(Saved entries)

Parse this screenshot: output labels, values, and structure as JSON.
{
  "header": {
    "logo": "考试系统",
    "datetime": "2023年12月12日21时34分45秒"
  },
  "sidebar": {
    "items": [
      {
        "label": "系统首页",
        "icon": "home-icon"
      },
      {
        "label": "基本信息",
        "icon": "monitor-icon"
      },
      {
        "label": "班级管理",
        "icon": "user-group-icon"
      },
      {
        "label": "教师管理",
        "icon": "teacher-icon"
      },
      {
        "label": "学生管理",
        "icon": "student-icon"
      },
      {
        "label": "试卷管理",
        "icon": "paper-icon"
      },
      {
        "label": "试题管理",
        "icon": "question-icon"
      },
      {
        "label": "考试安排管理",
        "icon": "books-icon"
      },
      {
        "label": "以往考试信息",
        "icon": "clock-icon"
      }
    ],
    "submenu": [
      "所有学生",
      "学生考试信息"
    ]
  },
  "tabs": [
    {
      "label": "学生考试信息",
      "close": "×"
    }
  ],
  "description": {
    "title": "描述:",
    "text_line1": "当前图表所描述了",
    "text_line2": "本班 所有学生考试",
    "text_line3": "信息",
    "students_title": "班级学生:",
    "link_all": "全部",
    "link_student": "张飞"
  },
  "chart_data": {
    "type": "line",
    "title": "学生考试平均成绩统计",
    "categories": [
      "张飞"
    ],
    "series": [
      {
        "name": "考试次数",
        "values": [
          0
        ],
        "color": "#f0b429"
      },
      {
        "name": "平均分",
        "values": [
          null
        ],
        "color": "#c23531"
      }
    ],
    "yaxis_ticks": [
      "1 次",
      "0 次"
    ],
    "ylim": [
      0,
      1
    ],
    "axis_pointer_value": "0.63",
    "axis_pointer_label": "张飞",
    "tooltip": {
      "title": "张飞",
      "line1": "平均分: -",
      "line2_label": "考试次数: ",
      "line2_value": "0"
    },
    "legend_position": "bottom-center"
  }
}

Brief | All of the data must be returned exactly.

Exercise result |
Parse this screenshot: output labels, values, and structure as JSON.
{
  "header": {
    "logo": "考试系统",
    "datetime": "2023年12月12日21时34分45秒"
  },
  "sidebar": {
    "items": [
      {
        "label": "系统首页",
        "icon": "home-icon"
      },
      {
        "label": "基本信息",
        "icon": "monitor-icon"
      },
      {
        "label": "班级管理",
        "icon": "user-group-icon"
      },
      {
        "label": "教师管理",
        "icon": "teacher-icon"
      },
      {
        "label": "学生管理",
        "icon": "student-icon"
      },
      {
        "label": "试卷管理",
        "icon": "paper-icon"
      },
      {
        "label": "试题管理",
        "icon": "question-icon"
      },
      {
        "label": "考试安排管理",
        "icon": "books-icon"
      },
      {
        "label": "以往考试信息",
        "icon": "clock-icon"
      }
    ],
    "submenu": [
      "所有学生",
      "学生考试信息"
    ]
  },
  "tabs": [
    {
      "label": "学生考试信息",
      "close": "×"
    }
  ],
  "description": {
    "title": "描述:",
    "text_line1": "当前图表所描述了",
    "text_line2": "本班 所有学生考试",
    "text_line3": "信息",
    "students_title": "班级学生:",
    "link_all": "全部",
    "link_student": "张飞"
  },
  "chart_data": {
    "type": "line",
    "title": "学生考试平均成绩统计",
    "categories": [
      "张飞"
    ],
    "series": [
      {
        "name": "考试次数",
        "values": [
          0
        ],
        "color": "#f0b429"
      },
      {
        "name": "平均分",
        "values": [
          null
        ],
        "color": "#c23531"
      }
    ],
    "yaxis_ticks": [
      "1 次",
      "0 次"
    ],
    "ylim": [
      0,
      1
    ],
    "axis_pointer_value": "0.63",
    "axis_pointer_label": "张飞",
    "tooltip": {
      "title": "张飞",
      "line1": "平均分: -",
      "line2_label": "考试次数: ",
      "line2_value": "0"
    },
    "legend_position": "bottom-center"
  }
}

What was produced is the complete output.